# Your instructions
Return all lines below containing the word "icon".

# Record list
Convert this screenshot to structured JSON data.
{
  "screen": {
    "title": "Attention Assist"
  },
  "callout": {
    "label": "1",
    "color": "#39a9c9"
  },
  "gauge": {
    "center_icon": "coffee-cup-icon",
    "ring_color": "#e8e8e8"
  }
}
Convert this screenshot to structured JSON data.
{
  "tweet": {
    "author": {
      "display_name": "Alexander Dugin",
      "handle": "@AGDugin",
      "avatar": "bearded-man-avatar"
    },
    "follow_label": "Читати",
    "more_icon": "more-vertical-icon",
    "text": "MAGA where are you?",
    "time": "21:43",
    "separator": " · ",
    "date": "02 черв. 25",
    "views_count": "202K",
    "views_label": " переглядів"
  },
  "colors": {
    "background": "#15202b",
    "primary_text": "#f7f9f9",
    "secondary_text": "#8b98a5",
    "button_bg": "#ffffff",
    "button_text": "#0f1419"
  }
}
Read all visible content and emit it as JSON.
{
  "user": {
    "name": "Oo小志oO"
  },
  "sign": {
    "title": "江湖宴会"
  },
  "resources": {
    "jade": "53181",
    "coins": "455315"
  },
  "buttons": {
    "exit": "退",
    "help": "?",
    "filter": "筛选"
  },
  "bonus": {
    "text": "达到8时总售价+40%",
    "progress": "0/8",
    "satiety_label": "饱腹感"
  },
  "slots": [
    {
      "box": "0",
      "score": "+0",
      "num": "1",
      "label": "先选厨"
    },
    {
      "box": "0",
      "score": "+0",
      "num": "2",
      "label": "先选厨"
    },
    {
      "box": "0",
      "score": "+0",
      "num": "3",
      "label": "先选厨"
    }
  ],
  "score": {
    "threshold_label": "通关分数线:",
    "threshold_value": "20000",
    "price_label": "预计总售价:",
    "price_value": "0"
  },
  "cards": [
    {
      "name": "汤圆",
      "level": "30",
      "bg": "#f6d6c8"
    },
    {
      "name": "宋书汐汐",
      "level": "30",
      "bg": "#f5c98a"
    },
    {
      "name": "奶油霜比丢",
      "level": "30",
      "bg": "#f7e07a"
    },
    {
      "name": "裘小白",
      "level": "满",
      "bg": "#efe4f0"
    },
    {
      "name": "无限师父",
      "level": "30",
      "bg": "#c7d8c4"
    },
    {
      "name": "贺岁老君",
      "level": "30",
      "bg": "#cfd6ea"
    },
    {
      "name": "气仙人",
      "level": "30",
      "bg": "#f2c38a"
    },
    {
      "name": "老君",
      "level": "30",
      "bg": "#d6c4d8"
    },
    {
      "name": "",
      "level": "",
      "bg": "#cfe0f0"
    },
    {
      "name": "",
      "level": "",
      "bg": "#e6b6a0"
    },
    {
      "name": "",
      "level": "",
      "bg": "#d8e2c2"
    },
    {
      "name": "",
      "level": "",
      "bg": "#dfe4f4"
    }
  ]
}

# Solved exercise
    "center_icon": "coffee-cup-icon",
    "more_icon": "more-vertical-icon",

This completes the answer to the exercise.